PROBLEM — Please output every line of the material as it stands, without the pictures.

•••

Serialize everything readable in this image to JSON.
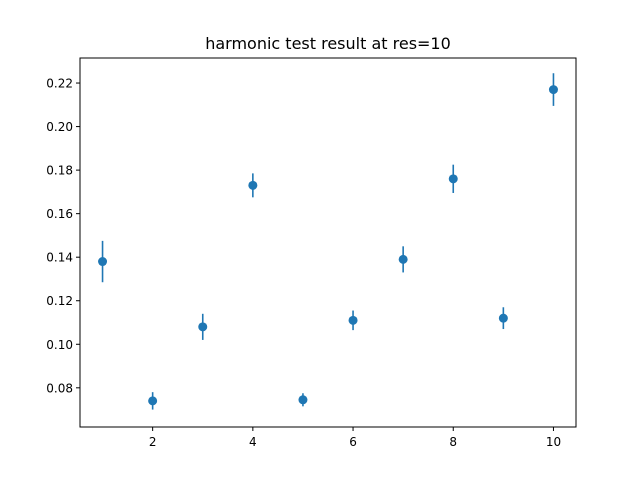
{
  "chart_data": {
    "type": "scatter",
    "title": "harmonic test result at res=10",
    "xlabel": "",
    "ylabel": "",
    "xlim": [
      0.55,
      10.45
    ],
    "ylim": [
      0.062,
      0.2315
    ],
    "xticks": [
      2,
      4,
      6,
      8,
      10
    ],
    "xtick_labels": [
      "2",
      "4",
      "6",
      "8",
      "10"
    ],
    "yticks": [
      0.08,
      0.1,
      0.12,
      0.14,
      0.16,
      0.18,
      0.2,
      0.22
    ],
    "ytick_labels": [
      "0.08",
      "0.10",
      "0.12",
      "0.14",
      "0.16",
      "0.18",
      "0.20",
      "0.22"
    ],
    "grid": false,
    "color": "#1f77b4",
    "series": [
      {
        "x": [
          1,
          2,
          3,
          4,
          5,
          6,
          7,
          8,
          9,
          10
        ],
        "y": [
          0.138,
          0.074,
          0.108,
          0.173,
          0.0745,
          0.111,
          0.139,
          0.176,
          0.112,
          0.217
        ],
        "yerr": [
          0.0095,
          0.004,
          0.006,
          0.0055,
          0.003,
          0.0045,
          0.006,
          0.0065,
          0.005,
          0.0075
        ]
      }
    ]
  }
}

•••

FINAL RESULT —
Serialize everything readable in this image to JSON.
{
  "chart_data": {
    "type": "scatter",
    "title": "harmonic test result at res=10",
    "xlabel": "",
    "ylabel": "",
    "xlim": [
      0.55,
      10.45
    ],
    "ylim": [
      0.062,
      0.2315
    ],
    "xticks": [
      2,
      4,
      6,
      8,
      10
    ],
    "xtick_labels": [
      "2",
      "4",
      "6",
      "8",
      "10"
    ],
    "yticks": [
      0.08,
      0.1,
      0.12,
      0.14,
      0.16,
      0.18,
      0.2,
      0.22
    ],
    "ytick_labels": [
      "0.08",
      "0.10",
      "0.12",
      "0.14",
      "0.16",
      "0.18",
      "0.20",
      "0.22"
    ],
    "grid": false,
    "color": "#1f77b4",
    "series": [
      {
        "x": [
          1,
          2,
          3,
          4,
          5,
          6,
          7,
          8,
          9,
          10
        ],
        "y": [
          0.138,
          0.074,
          0.108,
          0.173,
          0.0745,
          0.111,
          0.139,
          0.176,
          0.112,
          0.217
        ],
        "yerr": [
          0.0095,
          0.004,
          0.006,
          0.0055,
          0.003,
          0.0045,
          0.006,
          0.0065,
          0.005,
          0.0075
        ]
      }
    ]
  }
}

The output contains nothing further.